EXERCISE BRIEF: Transcribe all the entries word for word, skipping the pictures.

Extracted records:
--------------------
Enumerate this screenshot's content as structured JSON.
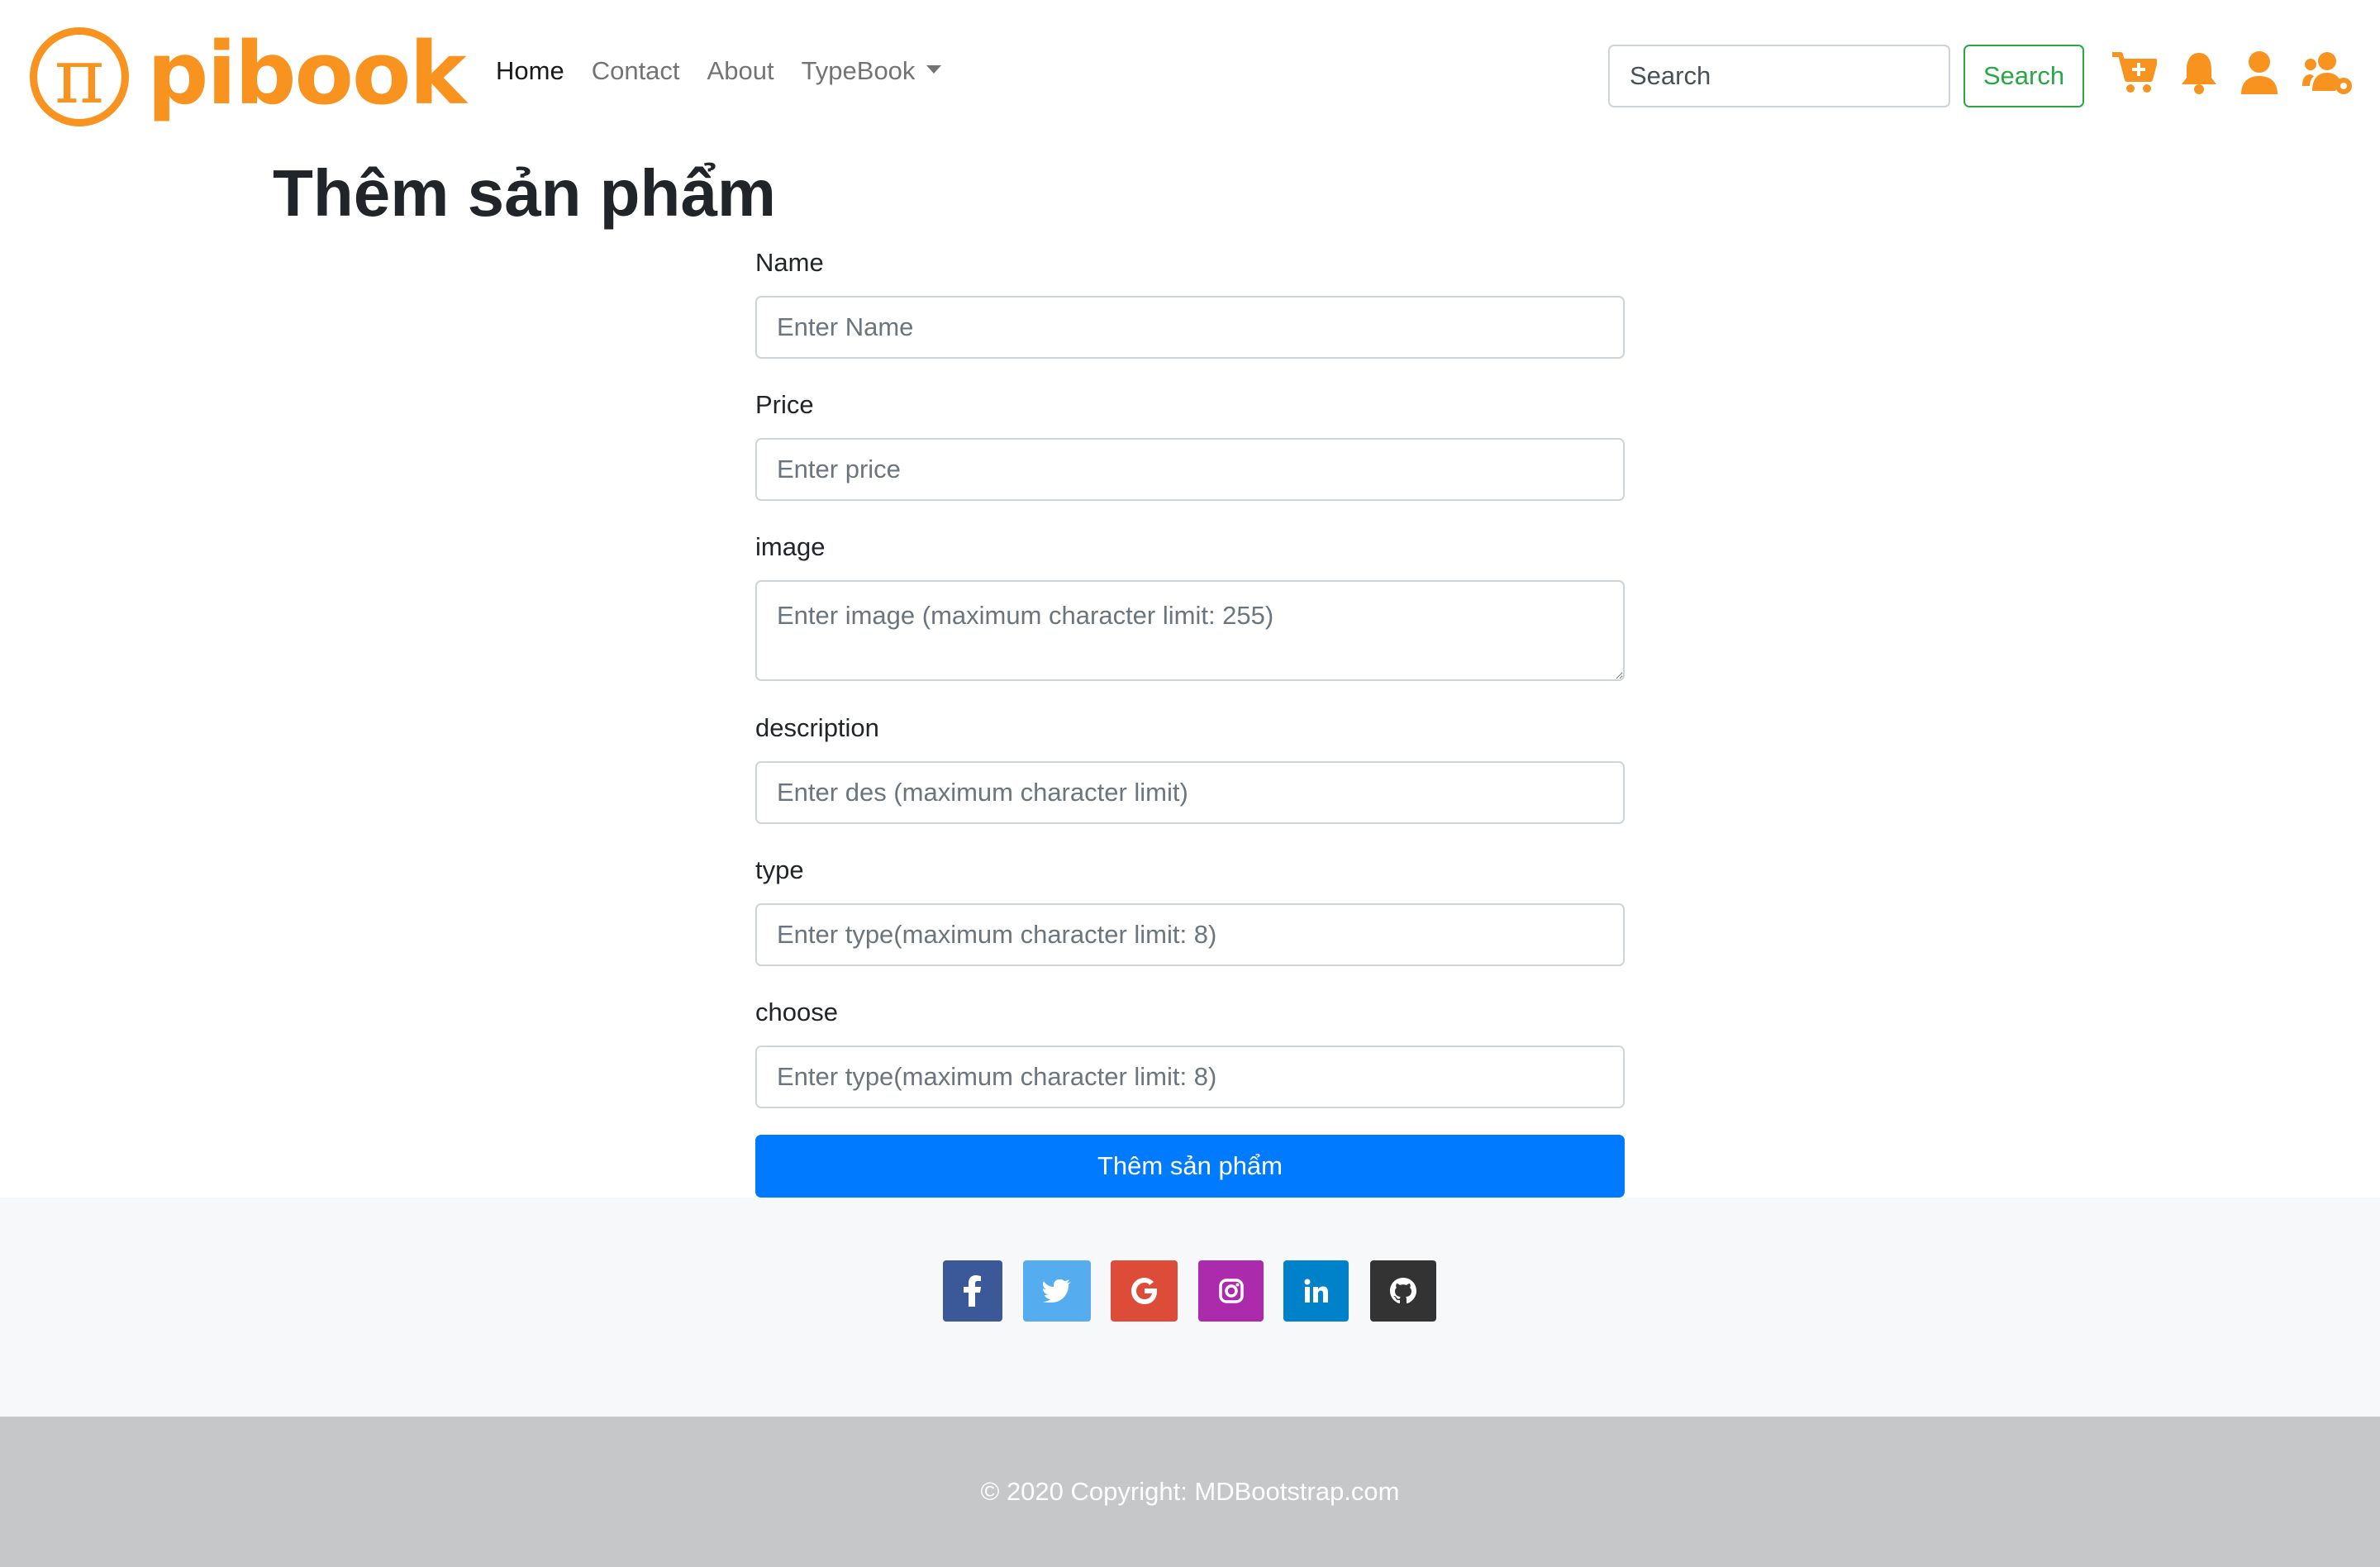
{
  "brand": {
    "logo_symbol": "π",
    "logo_text": "pibook",
    "color": "#f7931e"
  },
  "nav": {
    "links": [
      "Home",
      "Contact",
      "About",
      "TypeBook"
    ],
    "active": "Home"
  },
  "search": {
    "placeholder": "Search",
    "button_label": "Search"
  },
  "header_icons": [
    "cart-plus-icon",
    "bell-icon",
    "user-icon",
    "users-cog-icon"
  ],
  "page": {
    "title": "Thêm sản phẩm"
  },
  "form": {
    "fields": [
      {
        "label": "Name",
        "placeholder": "Enter Name"
      },
      {
        "label": "Price",
        "placeholder": "Enter price"
      },
      {
        "label": "image",
        "placeholder": "Enter image (maximum character limit: 255)"
      },
      {
        "label": "description",
        "placeholder": "Enter des (maximum character limit)"
      },
      {
        "label": "type",
        "placeholder": "Enter type(maximum character limit: 8)"
      },
      {
        "label": "choose",
        "placeholder": "Enter type(maximum character limit: 8)"
      }
    ],
    "submit_label": "Thêm sản phẩm",
    "submit_color": "#007bff"
  },
  "footer": {
    "social": [
      {
        "name": "facebook",
        "glyph": "f",
        "color": "#3b5998"
      },
      {
        "name": "twitter",
        "glyph": "t",
        "color": "#55acee"
      },
      {
        "name": "google",
        "glyph": "G",
        "color": "#dd4b39"
      },
      {
        "name": "instagram",
        "glyph": "ig",
        "color": "#ac2bac"
      },
      {
        "name": "linkedin",
        "glyph": "in",
        "color": "#0082ca"
      },
      {
        "name": "github",
        "glyph": "gh",
        "color": "#333333"
      }
    ],
    "copyright": "© 2020 Copyright: MDBootstrap.com"
  }
}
--------------------
TASK RESPONSE:
Enumerate this screenshot's content as structured JSON.
{
  "brand": {
    "logo_symbol": "π",
    "logo_text": "pibook",
    "color": "#f7931e"
  },
  "nav": {
    "links": [
      "Home",
      "Contact",
      "About",
      "TypeBook"
    ],
    "active": "Home"
  },
  "search": {
    "placeholder": "Search",
    "button_label": "Search"
  },
  "header_icons": [
    "cart-plus-icon",
    "bell-icon",
    "user-icon",
    "users-cog-icon"
  ],
  "page": {
    "title": "Thêm sản phẩm"
  },
  "form": {
    "fields": [
      {
        "label": "Name",
        "placeholder": "Enter Name"
      },
      {
        "label": "Price",
        "placeholder": "Enter price"
      },
      {
        "label": "image",
        "placeholder": "Enter image (maximum character limit: 255)"
      },
      {
        "label": "description",
        "placeholder": "Enter des (maximum character limit)"
      },
      {
        "label": "type",
        "placeholder": "Enter type(maximum character limit: 8)"
      },
      {
        "label": "choose",
        "placeholder": "Enter type(maximum character limit: 8)"
      }
    ],
    "submit_label": "Thêm sản phẩm",
    "submit_color": "#007bff"
  },
  "footer": {
    "social": [
      {
        "name": "facebook",
        "glyph": "f",
        "color": "#3b5998"
      },
      {
        "name": "twitter",
        "glyph": "t",
        "color": "#55acee"
      },
      {
        "name": "google",
        "glyph": "G",
        "color": "#dd4b39"
      },
      {
        "name": "instagram",
        "glyph": "ig",
        "color": "#ac2bac"
      },
      {
        "name": "linkedin",
        "glyph": "in",
        "color": "#0082ca"
      },
      {
        "name": "github",
        "glyph": "gh",
        "color": "#333333"
      }
    ],
    "copyright": "© 2020 Copyright: MDBootstrap.com"
  }
}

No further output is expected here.